## Task data
— start —

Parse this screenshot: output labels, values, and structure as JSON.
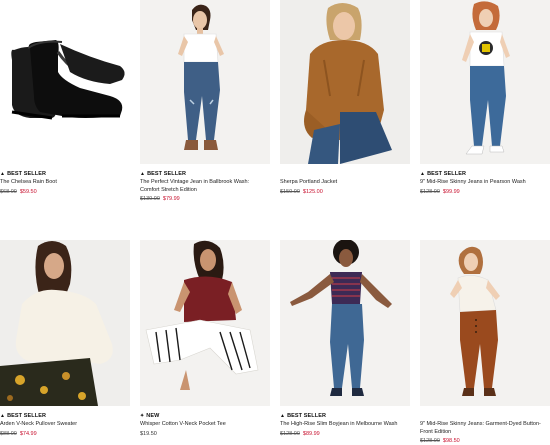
{
  "products": [
    {
      "badge": "BEST SELLER",
      "badge_icon": "star-icon",
      "name": "The Chelsea Rain Boot",
      "old_price": "$68.00",
      "price": "$59.50",
      "price_style": "sale"
    },
    {
      "badge": "BEST SELLER",
      "badge_icon": "star-icon",
      "name": "The Perfect Vintage Jean in Ballbrook Wash: Comfort Stretch Edition",
      "old_price": "$130.00",
      "price": "$79.99",
      "price_style": "sale"
    },
    {
      "badge": "",
      "badge_icon": "",
      "name": "Sherpa Portland Jacket",
      "old_price": "$150.00",
      "price": "$125.00",
      "price_style": "sale"
    },
    {
      "badge": "BEST SELLER",
      "badge_icon": "star-icon",
      "name": "9\" Mid-Rise Skinny Jeans in Pearson Wash",
      "old_price": "$128.00",
      "price": "$99.99",
      "price_style": "sale"
    },
    {
      "badge": "BEST SELLER",
      "badge_icon": "star-icon",
      "name": "Arden V-Neck Pullover Sweater",
      "old_price": "$88.00",
      "price": "$74.99",
      "price_style": "sale"
    },
    {
      "badge": "NEW",
      "badge_icon": "sparkle-icon",
      "name": "Whisper Cotton V-Neck Pocket Tee",
      "old_price": "",
      "price": "$19.50",
      "price_style": "regular"
    },
    {
      "badge": "BEST SELLER",
      "badge_icon": "star-icon",
      "name": "The High-Rise Slim Boyjean in Melbourne Wash",
      "old_price": "$128.00",
      "price": "$89.99",
      "price_style": "sale"
    },
    {
      "badge": "",
      "badge_icon": "",
      "name": "9\" Mid-Rise Skinny Jeans: Garment-Dyed Button-Front Edition",
      "old_price": "$128.00",
      "price": "$98.50",
      "price_style": "sale"
    }
  ],
  "colors": {
    "sale": "#c8102e",
    "text": "#111111"
  }
}
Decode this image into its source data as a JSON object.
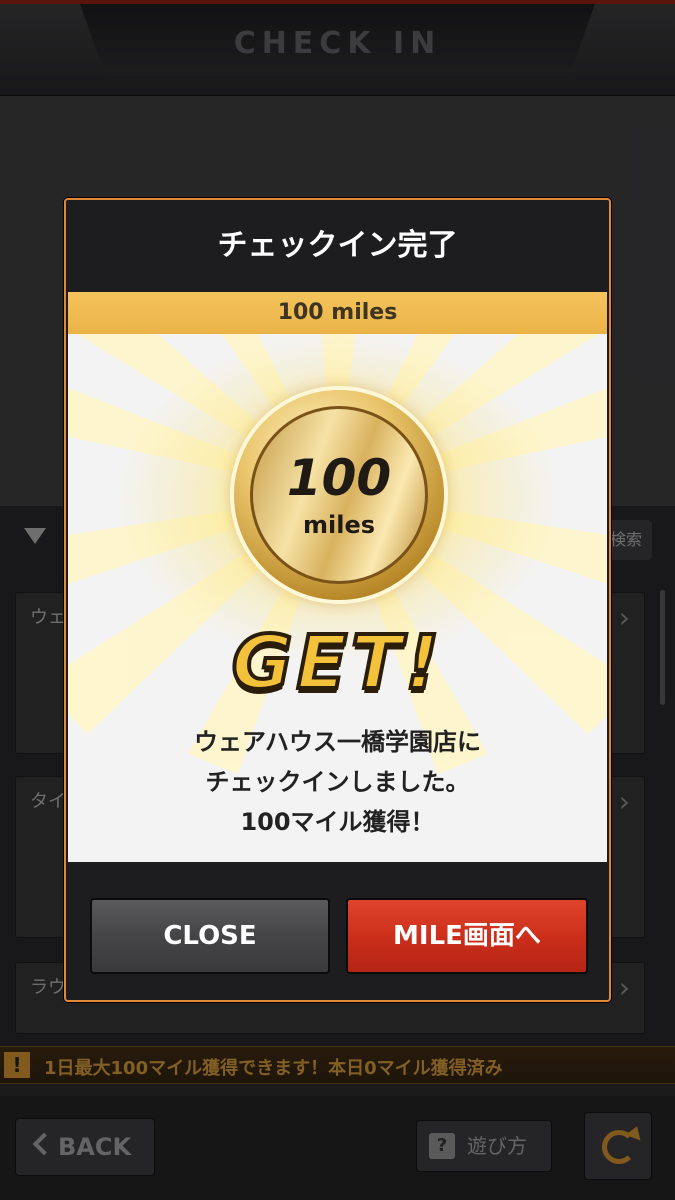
{
  "header": {
    "title": "CHECK IN"
  },
  "background": {
    "search_label": "検索",
    "cards": [
      {
        "label": "ウェ"
      },
      {
        "label": "タイ"
      },
      {
        "label": "ラウ"
      }
    ]
  },
  "notice": {
    "icon": "!",
    "text": "1日最大100マイル獲得できます！本日0マイル獲得済み"
  },
  "bottom": {
    "back_label": "BACK",
    "howto_icon": "?",
    "howto_label": "遊び方"
  },
  "modal": {
    "title": "チェックイン完了",
    "miles_label": "100 miles",
    "coin_value": "100",
    "coin_unit": "miles",
    "get_text": "GET!",
    "message": [
      "ウェアハウス一橋学園店に",
      "チェックインしました。",
      "100マイル獲得！"
    ],
    "close_label": "CLOSE",
    "mile_label": "MILE画面へ"
  },
  "colors": {
    "accent_orange": "#e0883a",
    "primary_red": "#cc2f1b",
    "gold": "#f4c23a",
    "notice_text": "#c8923a"
  }
}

— end —

## Required task
Pull out each line of the entries that contains "Neck".

## Answer to the exercise
      "name": "Arden V-Neck Pullover Sweater",
      "name": "Whisper Cotton V-Neck Pocket Tee",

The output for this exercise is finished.